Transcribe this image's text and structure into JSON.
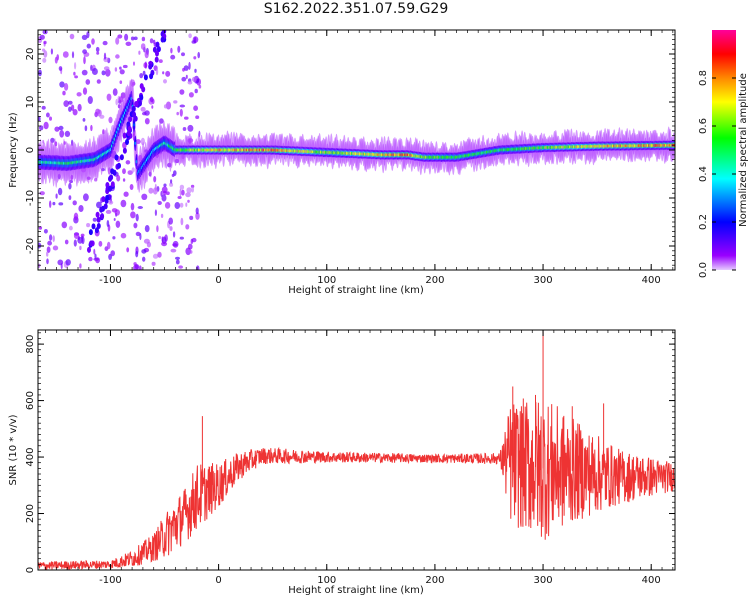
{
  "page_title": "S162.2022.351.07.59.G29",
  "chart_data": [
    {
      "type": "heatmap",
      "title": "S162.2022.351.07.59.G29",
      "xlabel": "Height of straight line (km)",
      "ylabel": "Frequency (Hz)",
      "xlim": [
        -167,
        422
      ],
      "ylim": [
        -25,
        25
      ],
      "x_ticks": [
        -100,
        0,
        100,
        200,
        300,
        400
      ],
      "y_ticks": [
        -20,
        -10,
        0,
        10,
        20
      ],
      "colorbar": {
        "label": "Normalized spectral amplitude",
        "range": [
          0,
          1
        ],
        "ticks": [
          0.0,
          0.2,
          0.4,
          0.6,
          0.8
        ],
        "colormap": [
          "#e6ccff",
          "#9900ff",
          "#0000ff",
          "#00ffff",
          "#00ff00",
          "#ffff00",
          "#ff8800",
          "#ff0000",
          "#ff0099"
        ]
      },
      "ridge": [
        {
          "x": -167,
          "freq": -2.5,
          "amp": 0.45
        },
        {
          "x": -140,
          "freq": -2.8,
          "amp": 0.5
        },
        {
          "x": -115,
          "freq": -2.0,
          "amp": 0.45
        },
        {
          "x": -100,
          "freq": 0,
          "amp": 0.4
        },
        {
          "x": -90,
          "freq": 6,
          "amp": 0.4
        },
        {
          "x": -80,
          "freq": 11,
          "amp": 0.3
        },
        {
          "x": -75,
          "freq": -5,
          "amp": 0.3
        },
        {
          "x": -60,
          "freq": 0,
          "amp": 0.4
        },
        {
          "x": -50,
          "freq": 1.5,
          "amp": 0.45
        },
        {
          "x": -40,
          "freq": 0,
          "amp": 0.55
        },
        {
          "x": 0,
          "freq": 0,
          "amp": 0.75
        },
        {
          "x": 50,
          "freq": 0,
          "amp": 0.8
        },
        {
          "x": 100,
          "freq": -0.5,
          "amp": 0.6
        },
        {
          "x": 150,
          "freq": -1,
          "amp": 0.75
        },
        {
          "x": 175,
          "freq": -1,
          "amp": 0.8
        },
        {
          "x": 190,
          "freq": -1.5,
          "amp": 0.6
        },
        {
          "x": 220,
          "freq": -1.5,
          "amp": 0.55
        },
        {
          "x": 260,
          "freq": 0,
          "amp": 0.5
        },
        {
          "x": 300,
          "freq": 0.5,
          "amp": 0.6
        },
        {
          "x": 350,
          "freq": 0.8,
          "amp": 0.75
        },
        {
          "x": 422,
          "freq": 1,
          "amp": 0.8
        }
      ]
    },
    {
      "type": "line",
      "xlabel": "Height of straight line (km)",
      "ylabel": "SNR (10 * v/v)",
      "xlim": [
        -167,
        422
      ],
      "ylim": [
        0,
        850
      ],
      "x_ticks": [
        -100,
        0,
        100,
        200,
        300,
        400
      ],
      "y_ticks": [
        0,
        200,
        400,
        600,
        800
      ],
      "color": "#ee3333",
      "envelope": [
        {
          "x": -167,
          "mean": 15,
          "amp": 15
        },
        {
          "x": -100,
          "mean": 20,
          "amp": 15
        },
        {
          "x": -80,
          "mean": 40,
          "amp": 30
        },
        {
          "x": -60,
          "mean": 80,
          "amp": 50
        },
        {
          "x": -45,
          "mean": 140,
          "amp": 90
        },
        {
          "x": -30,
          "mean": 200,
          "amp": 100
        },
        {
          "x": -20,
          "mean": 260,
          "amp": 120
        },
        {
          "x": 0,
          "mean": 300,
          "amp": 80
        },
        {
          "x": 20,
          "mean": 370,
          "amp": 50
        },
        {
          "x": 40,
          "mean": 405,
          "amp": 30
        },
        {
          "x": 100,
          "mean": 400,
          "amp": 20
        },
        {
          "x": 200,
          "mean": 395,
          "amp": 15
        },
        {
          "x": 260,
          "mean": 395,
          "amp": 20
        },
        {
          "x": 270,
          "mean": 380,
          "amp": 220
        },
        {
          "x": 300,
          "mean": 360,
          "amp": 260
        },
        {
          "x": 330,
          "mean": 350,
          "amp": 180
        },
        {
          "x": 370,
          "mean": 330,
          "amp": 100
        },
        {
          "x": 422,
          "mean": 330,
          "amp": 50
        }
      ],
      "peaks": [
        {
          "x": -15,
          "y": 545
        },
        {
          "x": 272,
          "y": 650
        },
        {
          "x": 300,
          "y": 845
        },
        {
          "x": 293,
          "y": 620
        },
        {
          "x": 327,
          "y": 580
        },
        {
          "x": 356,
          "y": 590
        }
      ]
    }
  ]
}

--

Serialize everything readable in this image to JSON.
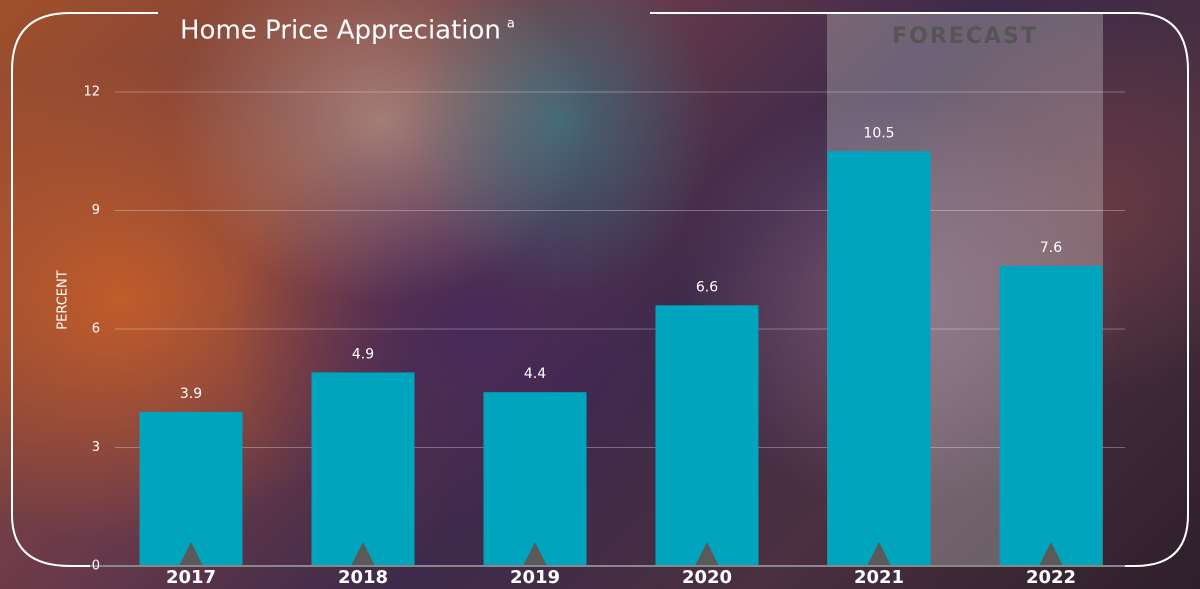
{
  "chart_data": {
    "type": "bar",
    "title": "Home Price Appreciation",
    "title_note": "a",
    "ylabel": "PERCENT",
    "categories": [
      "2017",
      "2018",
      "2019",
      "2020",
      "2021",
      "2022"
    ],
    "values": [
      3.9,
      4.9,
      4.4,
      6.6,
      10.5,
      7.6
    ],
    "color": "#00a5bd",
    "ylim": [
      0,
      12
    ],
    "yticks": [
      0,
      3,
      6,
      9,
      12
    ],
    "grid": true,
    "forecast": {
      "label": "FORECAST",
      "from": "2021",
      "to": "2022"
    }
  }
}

◆ Task directions
In the records above, how many lines contain the string "this"? State that number only.

◆ Expected answer
2